## [MATERIAL FOR THIS EXERCISE]
>> start

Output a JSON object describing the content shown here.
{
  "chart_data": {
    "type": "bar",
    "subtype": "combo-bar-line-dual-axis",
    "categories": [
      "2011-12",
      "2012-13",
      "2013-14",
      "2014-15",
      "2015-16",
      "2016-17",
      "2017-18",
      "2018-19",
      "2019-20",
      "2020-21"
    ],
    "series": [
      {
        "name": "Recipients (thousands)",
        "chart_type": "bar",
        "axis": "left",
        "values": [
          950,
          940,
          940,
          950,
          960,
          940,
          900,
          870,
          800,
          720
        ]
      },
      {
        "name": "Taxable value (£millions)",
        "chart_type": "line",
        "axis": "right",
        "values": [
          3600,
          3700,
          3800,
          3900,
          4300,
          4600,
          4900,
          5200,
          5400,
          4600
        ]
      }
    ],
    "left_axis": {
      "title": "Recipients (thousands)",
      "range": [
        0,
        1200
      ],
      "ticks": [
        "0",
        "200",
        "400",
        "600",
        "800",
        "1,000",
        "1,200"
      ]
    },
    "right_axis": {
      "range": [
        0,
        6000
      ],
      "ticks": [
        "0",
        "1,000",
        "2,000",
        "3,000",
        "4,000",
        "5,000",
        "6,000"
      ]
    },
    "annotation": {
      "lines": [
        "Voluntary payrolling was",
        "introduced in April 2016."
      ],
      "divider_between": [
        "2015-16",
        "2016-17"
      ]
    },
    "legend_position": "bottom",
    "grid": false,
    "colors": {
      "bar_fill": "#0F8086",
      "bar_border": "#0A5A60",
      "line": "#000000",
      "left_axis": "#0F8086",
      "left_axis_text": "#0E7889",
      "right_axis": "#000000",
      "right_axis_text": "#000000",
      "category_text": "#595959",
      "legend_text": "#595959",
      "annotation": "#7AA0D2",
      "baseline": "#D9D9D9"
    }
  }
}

>> end

## [EXERCISE DETAILS]
Determine how many lines of the entries above carry the string "thousands", and give that number alone.

## [ANSWER FOR THE TASK]
2